- **What is asked**
In the records below, find the line that contains "Extract the structured". Retype that line and all the lines after it through the end, leaving out the pictures.

- **Supplied data**
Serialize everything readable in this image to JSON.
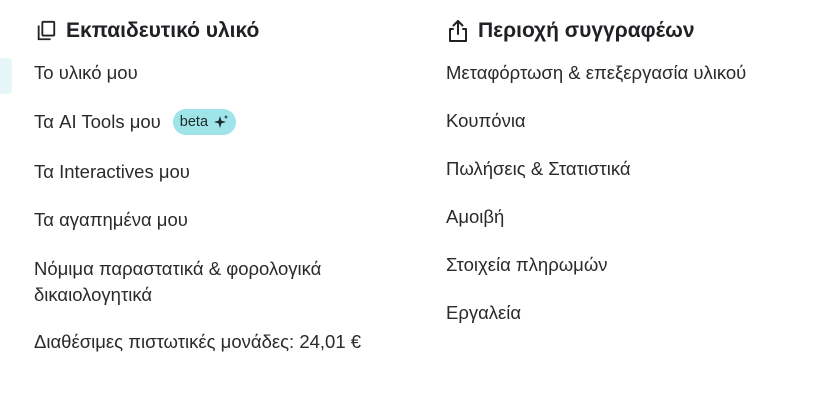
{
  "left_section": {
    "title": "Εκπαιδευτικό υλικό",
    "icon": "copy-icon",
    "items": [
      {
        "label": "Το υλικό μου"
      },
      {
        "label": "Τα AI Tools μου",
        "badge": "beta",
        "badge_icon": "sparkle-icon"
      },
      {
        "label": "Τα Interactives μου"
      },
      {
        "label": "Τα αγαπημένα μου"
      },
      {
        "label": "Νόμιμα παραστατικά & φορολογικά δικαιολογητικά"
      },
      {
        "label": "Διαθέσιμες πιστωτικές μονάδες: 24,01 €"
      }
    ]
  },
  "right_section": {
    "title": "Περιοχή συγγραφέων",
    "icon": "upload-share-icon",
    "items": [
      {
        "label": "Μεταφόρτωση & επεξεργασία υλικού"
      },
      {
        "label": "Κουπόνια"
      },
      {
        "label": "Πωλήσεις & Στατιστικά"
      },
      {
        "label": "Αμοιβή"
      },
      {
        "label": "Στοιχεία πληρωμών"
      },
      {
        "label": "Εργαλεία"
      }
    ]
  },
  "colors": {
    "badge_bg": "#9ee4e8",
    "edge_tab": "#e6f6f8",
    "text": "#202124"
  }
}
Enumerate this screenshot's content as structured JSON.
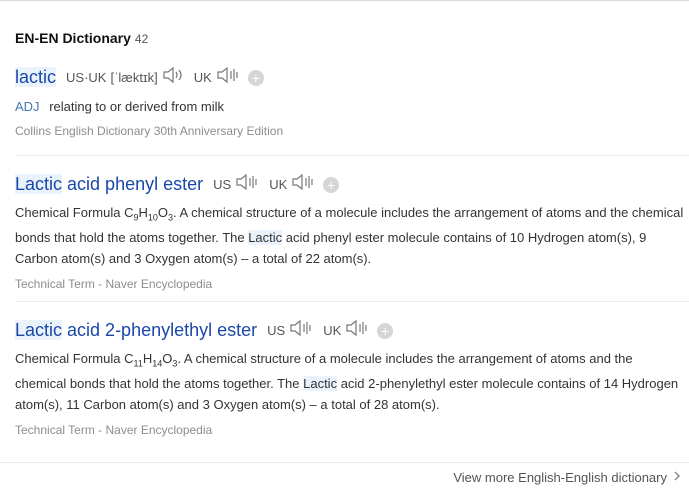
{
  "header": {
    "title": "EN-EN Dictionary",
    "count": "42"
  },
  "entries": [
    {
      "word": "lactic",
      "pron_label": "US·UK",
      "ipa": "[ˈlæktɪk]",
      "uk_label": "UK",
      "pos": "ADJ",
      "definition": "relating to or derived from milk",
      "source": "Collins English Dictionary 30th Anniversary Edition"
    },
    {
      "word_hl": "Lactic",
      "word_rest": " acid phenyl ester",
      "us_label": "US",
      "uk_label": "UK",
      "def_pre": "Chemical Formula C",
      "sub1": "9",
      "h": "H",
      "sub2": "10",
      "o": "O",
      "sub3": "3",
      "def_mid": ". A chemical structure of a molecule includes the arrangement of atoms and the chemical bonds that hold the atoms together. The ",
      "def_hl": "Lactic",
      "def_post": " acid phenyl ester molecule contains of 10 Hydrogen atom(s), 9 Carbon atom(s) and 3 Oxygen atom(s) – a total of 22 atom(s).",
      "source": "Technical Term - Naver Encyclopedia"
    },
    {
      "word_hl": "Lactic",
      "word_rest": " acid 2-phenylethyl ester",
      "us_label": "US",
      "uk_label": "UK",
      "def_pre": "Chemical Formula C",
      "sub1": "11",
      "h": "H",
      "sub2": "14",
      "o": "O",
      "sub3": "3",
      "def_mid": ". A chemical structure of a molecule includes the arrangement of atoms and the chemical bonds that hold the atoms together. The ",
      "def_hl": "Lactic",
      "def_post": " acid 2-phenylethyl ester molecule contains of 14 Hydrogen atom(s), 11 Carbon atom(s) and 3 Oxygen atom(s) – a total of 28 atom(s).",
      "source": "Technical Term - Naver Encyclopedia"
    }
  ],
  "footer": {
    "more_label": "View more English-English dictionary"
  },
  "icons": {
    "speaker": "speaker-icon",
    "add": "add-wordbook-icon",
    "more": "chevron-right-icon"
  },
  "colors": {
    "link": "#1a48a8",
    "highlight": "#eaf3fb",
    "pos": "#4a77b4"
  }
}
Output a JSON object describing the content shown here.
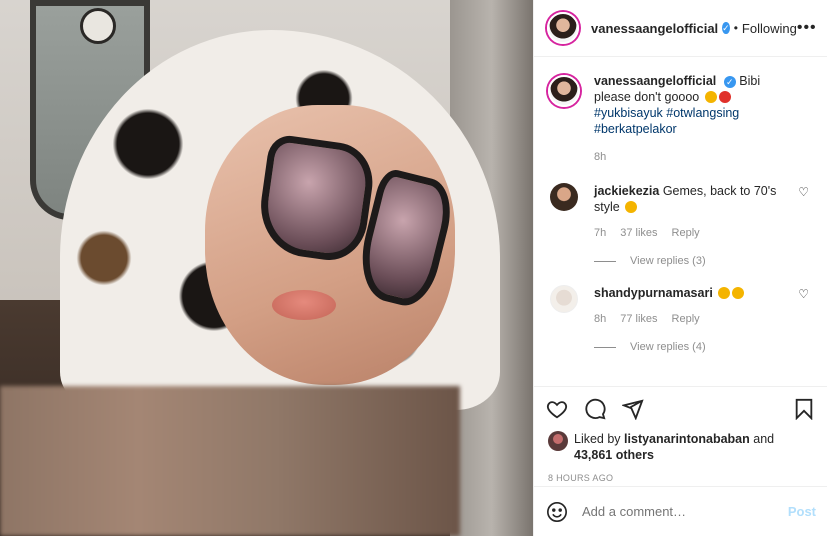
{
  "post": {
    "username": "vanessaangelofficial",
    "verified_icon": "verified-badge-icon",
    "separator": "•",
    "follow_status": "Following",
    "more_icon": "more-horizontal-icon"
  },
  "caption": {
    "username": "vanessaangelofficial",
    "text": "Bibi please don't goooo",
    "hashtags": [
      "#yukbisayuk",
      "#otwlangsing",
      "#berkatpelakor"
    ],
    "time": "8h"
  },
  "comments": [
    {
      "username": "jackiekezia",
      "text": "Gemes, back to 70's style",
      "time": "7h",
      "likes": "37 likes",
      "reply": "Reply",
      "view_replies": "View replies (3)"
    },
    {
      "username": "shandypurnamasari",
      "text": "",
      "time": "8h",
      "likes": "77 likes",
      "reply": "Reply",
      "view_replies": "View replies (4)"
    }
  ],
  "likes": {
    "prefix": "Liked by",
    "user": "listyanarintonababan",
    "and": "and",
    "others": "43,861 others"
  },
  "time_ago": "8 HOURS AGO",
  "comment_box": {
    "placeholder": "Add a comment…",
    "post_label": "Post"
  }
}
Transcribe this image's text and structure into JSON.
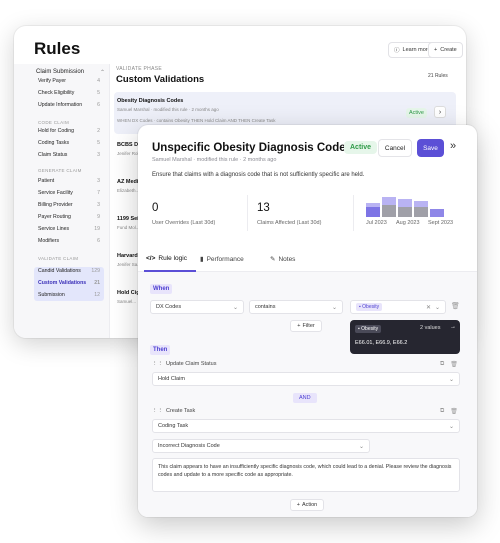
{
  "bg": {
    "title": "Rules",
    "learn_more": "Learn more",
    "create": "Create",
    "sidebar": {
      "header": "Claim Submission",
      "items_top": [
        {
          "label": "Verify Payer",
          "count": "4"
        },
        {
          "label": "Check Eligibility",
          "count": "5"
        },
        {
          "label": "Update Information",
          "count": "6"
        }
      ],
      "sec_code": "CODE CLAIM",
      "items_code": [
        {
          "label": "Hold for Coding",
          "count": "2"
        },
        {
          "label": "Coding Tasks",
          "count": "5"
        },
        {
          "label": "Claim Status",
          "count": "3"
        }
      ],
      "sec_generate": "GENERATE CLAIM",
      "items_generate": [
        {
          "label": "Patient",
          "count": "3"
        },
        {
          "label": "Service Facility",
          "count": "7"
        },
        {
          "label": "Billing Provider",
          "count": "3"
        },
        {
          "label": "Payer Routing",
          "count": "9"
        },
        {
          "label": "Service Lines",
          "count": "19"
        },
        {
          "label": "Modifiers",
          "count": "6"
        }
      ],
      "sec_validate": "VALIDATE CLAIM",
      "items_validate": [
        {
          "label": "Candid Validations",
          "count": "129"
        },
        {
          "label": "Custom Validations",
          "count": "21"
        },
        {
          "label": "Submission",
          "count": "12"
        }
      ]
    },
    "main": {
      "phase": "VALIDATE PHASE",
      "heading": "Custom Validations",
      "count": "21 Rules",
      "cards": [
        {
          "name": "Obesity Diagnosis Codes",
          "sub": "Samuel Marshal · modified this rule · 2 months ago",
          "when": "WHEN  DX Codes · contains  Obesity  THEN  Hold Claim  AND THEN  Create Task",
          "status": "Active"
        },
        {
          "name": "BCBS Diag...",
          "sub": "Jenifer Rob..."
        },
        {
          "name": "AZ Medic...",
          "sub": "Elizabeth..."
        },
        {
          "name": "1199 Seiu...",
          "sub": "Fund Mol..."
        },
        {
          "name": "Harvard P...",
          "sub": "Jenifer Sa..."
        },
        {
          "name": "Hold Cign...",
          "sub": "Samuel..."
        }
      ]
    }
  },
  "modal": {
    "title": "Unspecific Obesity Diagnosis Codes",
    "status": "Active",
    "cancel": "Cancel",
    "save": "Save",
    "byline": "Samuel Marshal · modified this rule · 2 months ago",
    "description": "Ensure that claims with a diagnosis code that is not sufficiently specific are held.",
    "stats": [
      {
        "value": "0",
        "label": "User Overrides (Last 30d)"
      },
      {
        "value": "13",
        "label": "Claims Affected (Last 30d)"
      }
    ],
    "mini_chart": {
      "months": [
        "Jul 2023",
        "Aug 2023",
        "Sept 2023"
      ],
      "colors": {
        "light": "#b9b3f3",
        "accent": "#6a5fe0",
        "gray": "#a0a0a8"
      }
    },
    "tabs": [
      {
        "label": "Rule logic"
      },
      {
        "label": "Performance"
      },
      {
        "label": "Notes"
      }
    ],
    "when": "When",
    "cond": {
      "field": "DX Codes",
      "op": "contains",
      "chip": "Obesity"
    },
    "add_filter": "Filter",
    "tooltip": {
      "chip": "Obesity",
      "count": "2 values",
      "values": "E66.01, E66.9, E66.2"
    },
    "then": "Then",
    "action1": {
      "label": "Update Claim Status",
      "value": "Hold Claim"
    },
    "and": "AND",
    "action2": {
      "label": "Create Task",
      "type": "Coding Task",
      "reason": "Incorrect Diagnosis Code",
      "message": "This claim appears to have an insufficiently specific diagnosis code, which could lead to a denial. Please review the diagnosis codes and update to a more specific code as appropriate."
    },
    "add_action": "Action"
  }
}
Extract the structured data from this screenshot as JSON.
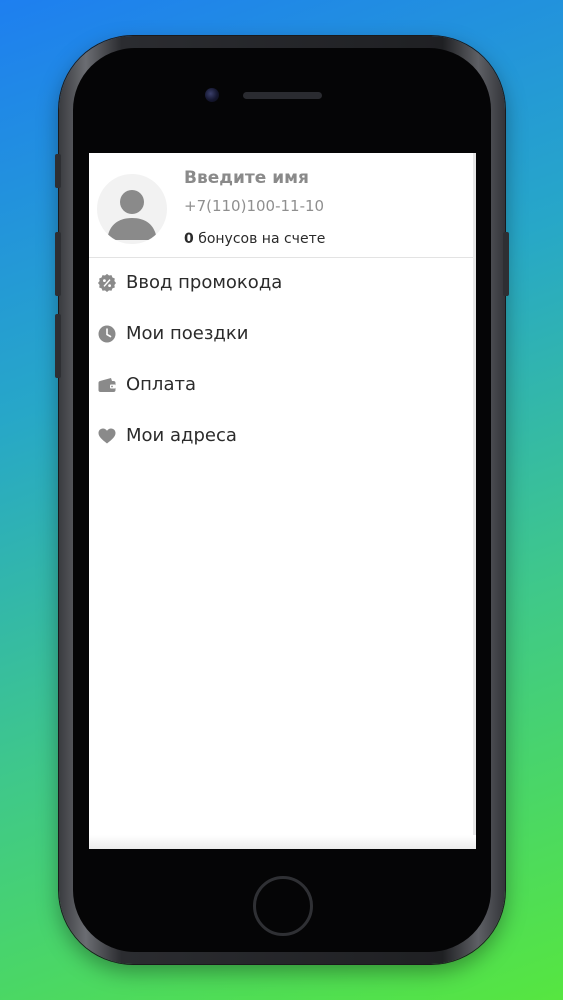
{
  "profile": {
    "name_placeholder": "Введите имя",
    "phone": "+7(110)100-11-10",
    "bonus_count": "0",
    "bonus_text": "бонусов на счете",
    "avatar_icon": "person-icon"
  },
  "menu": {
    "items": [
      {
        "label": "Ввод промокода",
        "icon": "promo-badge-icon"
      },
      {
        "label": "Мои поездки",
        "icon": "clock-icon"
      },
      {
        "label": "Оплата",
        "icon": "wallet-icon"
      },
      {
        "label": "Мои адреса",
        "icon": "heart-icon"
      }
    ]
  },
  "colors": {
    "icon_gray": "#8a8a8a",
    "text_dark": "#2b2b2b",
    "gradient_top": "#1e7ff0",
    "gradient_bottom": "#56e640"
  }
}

- **Worked answer**
Extract the structured data from this screenshot as JSON.
{
  "profile": {
    "name_placeholder": "Введите имя",
    "phone": "+7(110)100-11-10",
    "bonus_count": "0",
    "bonus_text": "бонусов на счете",
    "avatar_icon": "person-icon"
  },
  "menu": {
    "items": [
      {
        "label": "Ввод промокода",
        "icon": "promo-badge-icon"
      },
      {
        "label": "Мои поездки",
        "icon": "clock-icon"
      },
      {
        "label": "Оплата",
        "icon": "wallet-icon"
      },
      {
        "label": "Мои адреса",
        "icon": "heart-icon"
      }
    ]
  },
  "colors": {
    "icon_gray": "#8a8a8a",
    "text_dark": "#2b2b2b",
    "gradient_top": "#1e7ff0",
    "gradient_bottom": "#56e640"
  }
}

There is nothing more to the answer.